(Records excerpted from a collection)
+ + + +
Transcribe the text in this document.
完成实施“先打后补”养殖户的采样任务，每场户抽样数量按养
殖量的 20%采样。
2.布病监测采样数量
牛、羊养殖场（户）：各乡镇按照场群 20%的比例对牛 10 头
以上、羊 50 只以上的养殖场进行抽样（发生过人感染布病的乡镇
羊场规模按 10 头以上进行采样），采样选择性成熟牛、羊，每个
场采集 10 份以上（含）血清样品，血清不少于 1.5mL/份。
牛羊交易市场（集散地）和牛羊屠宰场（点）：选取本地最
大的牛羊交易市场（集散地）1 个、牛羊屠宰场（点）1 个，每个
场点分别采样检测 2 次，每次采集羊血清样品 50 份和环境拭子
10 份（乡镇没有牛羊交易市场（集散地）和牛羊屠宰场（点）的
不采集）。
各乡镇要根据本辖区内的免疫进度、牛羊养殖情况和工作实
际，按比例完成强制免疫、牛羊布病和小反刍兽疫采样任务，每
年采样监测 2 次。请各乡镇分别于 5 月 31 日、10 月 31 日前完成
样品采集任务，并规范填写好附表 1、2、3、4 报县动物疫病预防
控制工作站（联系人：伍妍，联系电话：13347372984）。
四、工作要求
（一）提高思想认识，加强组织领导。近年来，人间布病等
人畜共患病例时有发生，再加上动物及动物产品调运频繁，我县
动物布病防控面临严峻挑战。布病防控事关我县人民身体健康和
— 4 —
+ + + +
### REQUIREMENTS
Print all the data exactly.

### THE RESPONSE
Transcribe the text in this document.
完成实施“先打后补”养殖户的采样任务，每场户抽样数量按养
殖量的 20%采样。
2.布病监测采样数量
牛、羊养殖场（户）：各乡镇按照场群 20%的比例对牛 10 头
以上、羊 50 只以上的养殖场进行抽样（发生过人感染布病的乡镇
羊场规模按 10 头以上进行采样），采样选择性成熟牛、羊，每个
场采集 10 份以上（含）血清样品，血清不少于 1.5mL/份。
牛羊交易市场（集散地）和牛羊屠宰场（点）：选取本地最
大的牛羊交易市场（集散地）1 个、牛羊屠宰场（点）1 个，每个
场点分别采样检测 2 次，每次采集羊血清样品 50 份和环境拭子
10 份（乡镇没有牛羊交易市场（集散地）和牛羊屠宰场（点）的
不采集）。
各乡镇要根据本辖区内的免疫进度、牛羊养殖情况和工作实
际，按比例完成强制免疫、牛羊布病和小反刍兽疫采样任务，每
年采样监测 2 次。请各乡镇分别于 5 月 31 日、10 月 31 日前完成
样品采集任务，并规范填写好附表 1、2、3、4 报县动物疫病预防
控制工作站（联系人：伍妍，联系电话：13347372984）。
四、工作要求
（一）提高思想认识，加强组织领导。近年来，人间布病等
人畜共患病例时有发生，再加上动物及动物产品调运频繁，我县
动物布病防控面临严峻挑战。布病防控事关我县人民身体健康和
— 4 —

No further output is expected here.